- [Work to be completed]:
In the material below, identify each line bearing the word "Sewing". Reproduce those lines.

Extracts from a graphics dataset

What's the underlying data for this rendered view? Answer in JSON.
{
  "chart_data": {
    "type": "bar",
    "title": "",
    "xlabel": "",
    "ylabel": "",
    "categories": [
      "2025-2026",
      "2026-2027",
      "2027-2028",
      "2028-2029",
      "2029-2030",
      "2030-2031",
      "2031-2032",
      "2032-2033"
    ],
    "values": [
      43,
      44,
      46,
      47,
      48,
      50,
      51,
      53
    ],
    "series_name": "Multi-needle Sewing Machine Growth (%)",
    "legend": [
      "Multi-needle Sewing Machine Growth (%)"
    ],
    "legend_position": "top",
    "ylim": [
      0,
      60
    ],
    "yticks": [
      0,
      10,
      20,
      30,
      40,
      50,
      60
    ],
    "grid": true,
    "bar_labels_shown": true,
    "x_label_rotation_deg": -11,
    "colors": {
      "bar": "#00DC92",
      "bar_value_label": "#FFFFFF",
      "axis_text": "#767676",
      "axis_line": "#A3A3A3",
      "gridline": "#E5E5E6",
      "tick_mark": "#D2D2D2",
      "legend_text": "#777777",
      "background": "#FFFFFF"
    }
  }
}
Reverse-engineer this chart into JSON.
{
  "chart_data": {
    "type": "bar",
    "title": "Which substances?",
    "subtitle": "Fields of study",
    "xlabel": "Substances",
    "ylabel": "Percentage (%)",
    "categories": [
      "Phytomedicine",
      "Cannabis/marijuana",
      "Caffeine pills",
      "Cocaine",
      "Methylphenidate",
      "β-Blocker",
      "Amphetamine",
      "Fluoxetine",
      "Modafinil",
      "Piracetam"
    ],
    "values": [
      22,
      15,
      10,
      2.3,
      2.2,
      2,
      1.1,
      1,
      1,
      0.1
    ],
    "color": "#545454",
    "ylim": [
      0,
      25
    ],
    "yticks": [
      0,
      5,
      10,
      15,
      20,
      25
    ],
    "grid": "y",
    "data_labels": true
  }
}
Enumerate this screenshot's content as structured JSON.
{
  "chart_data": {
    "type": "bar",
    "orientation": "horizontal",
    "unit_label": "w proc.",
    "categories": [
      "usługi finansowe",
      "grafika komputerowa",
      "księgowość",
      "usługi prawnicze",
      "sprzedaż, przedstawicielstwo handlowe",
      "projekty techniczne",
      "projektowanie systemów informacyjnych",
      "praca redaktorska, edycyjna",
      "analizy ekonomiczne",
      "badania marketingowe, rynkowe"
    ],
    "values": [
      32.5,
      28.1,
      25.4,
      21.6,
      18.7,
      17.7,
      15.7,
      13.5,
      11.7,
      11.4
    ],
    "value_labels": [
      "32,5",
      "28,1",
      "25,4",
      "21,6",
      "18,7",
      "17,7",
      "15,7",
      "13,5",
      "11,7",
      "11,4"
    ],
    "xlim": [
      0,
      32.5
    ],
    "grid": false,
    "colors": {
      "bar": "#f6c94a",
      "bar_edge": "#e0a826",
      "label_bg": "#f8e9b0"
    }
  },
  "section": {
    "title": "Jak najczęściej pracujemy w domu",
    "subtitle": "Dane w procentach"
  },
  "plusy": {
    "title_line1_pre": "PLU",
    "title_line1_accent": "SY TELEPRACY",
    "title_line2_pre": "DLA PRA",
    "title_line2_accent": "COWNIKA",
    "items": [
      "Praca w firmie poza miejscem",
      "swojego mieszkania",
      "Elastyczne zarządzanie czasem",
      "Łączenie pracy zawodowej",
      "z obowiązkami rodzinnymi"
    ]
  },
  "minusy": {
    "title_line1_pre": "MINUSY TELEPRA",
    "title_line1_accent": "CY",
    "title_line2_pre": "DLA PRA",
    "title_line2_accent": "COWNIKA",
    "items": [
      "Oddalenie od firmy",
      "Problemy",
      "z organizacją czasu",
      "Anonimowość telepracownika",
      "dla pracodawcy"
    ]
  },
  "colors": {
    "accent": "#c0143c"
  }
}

- [Full solution]:
    "series_name": "Multi-needle Sewing Machine Growth (%)",
      "Multi-needle Sewing Machine Growth (%)"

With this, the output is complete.